**REQUIREMENT:** Search the material and gather each line with "számos" in it.

**SOURCE MATERIAL:**
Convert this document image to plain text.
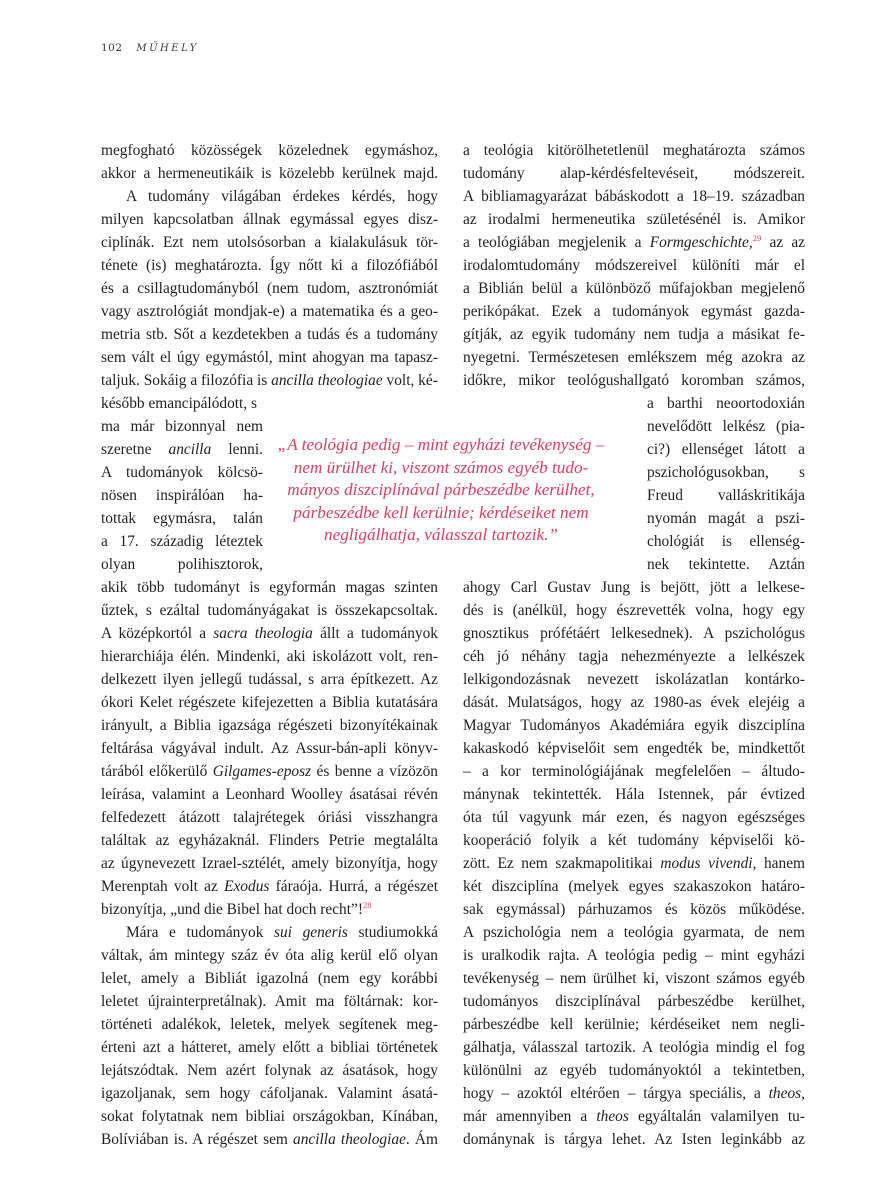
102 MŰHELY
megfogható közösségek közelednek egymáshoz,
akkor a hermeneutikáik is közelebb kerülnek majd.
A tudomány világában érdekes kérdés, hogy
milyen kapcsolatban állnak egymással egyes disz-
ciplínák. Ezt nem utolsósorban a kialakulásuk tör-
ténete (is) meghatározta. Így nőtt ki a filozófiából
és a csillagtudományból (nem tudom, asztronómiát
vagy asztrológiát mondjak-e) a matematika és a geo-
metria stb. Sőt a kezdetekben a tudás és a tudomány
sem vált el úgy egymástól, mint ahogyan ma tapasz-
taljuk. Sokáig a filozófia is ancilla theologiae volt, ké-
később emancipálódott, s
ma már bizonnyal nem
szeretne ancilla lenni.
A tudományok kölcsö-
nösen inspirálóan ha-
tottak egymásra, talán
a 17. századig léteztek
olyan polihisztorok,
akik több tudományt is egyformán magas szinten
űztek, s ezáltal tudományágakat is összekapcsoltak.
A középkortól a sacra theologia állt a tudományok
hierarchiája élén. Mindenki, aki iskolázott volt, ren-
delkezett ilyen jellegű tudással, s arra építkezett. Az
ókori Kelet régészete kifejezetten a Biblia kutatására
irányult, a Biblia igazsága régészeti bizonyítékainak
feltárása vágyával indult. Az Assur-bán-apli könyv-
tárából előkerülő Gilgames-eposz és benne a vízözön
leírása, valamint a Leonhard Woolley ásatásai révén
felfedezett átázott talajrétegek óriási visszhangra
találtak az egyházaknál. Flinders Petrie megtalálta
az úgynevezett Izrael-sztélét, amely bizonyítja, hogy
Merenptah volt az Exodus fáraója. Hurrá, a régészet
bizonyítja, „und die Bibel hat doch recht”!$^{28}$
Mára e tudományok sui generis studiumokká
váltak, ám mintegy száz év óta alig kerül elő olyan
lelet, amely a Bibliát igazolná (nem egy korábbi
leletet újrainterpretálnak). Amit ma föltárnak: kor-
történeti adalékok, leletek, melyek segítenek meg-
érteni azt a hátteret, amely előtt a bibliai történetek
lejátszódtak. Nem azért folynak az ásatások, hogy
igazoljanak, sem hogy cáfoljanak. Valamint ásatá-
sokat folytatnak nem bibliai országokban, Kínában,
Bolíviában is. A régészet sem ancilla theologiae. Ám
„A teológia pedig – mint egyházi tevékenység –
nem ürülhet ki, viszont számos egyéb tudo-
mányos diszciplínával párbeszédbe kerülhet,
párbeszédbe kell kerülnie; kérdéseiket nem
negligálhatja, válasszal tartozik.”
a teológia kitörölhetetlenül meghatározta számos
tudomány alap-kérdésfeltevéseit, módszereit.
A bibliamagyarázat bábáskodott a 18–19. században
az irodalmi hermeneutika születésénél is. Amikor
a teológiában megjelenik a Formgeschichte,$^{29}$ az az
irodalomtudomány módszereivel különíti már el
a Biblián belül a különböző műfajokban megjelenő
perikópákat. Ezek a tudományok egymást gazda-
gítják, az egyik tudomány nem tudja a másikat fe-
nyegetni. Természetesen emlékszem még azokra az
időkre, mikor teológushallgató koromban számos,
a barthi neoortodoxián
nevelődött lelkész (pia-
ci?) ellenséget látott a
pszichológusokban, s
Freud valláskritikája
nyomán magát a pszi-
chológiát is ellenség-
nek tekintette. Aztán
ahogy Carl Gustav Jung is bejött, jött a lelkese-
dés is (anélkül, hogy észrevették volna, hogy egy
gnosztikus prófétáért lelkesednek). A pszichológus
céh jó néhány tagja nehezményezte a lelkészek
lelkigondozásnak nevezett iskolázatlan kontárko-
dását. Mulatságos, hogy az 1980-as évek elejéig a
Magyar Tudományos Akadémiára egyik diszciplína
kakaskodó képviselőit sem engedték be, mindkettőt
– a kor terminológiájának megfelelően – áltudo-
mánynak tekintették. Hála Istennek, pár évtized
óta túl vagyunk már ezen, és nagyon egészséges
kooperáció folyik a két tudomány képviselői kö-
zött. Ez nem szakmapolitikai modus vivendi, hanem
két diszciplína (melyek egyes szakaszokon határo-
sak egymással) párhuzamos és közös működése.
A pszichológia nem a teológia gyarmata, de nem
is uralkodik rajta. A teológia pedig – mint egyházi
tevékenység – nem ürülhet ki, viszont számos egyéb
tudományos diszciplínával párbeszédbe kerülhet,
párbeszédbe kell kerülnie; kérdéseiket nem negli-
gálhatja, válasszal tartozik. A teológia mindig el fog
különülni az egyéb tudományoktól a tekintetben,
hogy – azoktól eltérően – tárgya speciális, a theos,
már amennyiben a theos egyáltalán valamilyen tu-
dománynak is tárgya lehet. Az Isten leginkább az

* * *

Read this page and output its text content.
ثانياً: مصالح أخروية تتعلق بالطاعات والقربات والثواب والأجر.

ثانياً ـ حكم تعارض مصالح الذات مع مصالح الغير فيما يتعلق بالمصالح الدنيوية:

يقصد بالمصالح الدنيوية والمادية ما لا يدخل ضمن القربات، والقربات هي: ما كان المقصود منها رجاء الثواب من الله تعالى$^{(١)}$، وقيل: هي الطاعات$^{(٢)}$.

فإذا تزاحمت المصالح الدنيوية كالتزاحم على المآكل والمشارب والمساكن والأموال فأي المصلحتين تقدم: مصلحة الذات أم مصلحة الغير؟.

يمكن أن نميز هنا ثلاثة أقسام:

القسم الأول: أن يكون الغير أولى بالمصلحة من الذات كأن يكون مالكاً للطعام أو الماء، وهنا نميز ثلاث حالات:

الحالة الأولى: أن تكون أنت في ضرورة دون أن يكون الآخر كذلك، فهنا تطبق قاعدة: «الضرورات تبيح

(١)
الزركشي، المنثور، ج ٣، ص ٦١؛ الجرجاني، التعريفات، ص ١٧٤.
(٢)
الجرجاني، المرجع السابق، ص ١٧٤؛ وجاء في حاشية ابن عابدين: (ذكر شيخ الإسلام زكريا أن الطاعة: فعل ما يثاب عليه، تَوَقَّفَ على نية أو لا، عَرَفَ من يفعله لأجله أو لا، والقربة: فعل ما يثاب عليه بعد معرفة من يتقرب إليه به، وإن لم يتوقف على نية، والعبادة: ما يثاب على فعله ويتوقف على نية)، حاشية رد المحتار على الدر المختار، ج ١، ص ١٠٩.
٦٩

...

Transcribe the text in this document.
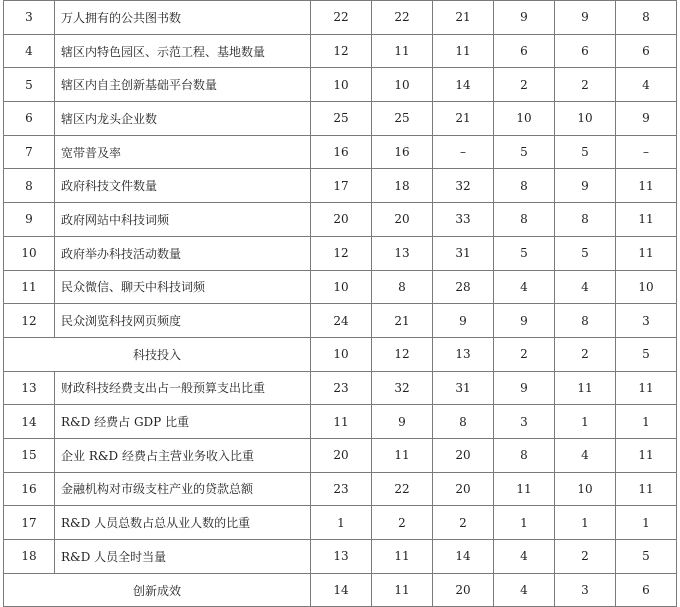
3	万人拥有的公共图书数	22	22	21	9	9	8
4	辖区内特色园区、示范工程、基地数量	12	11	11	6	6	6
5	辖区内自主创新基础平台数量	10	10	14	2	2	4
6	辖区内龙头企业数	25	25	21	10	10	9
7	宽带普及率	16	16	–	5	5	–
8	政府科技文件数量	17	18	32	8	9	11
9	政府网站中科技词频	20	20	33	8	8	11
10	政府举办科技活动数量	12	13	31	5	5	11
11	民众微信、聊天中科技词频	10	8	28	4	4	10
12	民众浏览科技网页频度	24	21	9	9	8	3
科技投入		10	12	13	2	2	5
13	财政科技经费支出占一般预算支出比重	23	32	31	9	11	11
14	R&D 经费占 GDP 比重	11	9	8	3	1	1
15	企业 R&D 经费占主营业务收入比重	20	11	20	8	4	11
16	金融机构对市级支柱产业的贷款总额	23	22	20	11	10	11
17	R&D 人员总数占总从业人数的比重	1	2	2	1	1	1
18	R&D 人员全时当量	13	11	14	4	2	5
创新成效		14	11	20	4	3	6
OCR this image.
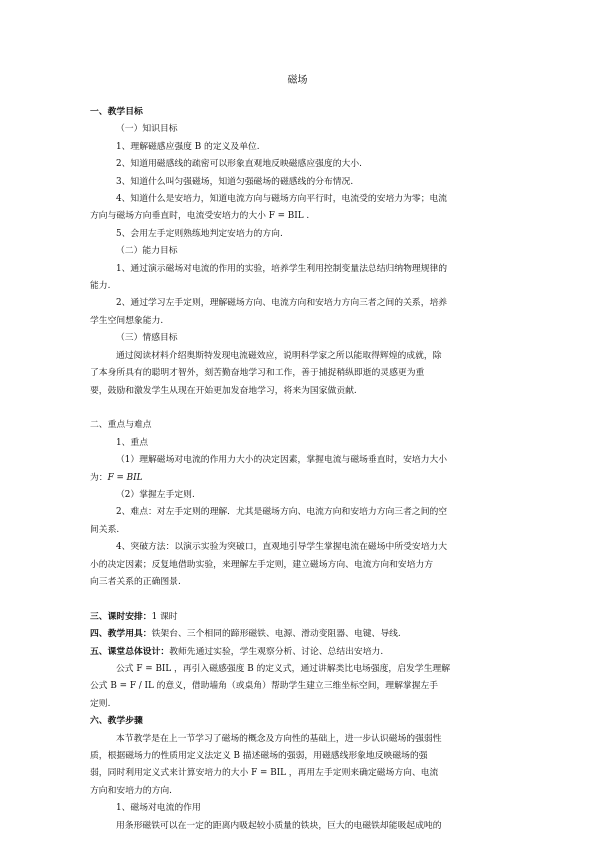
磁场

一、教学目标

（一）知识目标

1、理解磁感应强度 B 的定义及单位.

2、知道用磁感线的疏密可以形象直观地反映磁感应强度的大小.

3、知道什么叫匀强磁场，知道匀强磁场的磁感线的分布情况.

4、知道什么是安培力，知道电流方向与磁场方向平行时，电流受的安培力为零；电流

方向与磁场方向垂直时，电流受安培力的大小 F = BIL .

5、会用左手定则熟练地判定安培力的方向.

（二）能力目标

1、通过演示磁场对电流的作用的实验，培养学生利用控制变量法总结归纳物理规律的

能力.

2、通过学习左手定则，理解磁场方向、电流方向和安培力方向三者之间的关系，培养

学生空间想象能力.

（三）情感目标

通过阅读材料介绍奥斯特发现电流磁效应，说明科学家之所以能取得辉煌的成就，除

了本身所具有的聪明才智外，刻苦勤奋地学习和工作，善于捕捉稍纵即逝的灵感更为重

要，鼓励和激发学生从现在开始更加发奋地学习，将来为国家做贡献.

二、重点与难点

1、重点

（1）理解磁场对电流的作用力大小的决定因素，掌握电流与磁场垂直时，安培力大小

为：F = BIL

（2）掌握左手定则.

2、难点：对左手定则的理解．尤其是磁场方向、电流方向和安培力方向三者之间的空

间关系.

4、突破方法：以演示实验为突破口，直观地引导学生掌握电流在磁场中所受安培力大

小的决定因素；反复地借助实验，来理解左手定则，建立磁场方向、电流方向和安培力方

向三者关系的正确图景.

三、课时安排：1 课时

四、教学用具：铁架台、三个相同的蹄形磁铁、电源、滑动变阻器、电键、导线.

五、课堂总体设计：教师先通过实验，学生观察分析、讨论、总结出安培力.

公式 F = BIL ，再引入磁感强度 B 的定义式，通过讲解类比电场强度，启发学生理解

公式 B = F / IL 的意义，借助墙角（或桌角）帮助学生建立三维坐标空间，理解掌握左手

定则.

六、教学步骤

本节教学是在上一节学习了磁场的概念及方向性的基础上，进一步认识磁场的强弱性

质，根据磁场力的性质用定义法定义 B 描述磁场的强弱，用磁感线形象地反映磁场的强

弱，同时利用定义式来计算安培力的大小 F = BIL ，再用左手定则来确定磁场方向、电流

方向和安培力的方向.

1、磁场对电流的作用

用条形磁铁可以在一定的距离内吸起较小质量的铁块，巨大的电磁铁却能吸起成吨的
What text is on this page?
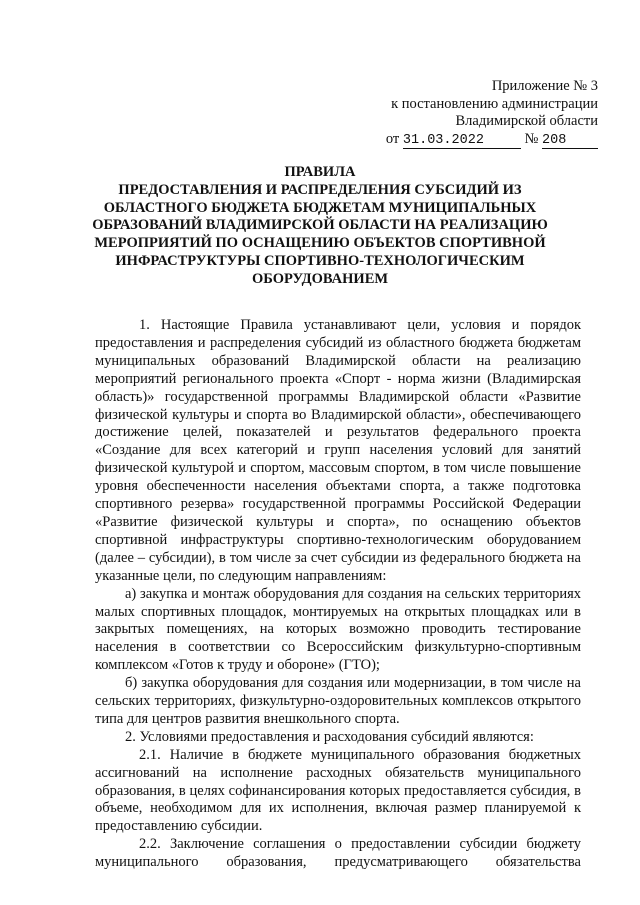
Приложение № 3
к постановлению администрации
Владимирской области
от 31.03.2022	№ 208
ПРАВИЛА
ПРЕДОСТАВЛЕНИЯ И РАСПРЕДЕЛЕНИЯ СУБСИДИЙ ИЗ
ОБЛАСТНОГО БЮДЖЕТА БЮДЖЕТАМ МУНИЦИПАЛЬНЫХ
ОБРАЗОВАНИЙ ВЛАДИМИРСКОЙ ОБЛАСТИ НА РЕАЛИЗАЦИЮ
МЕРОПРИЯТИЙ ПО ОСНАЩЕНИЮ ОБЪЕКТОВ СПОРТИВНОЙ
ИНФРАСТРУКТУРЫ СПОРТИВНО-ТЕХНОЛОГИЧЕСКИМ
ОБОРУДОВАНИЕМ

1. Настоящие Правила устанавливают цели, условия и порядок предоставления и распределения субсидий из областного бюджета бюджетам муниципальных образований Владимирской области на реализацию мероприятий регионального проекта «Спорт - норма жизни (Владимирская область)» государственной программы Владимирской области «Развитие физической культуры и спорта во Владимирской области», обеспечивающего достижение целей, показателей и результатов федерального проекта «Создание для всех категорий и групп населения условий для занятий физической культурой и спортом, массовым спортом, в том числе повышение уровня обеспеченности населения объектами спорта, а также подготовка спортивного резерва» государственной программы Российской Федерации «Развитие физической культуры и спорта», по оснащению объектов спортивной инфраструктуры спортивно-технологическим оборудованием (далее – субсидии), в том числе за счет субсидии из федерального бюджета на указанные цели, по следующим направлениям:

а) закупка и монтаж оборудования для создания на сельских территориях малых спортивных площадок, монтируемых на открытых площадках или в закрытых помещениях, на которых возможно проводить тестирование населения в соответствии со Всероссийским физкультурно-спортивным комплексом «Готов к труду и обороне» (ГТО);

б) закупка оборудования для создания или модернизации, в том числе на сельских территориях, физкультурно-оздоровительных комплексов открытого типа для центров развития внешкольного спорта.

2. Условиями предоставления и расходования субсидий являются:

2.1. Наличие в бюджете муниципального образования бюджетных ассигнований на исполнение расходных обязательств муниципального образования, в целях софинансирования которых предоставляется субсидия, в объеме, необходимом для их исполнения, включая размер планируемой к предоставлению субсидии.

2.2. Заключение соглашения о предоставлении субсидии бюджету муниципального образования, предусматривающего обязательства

**FULL SOLUTION:**
nem ürülhet ki, viszont számos egyéb tudo-
a teológia kitörölhetetlenül meghatározta számos
időkre, mikor teológushallgató koromban számos,
tevékenység – nem ürülhet ki, viszont számos egyéb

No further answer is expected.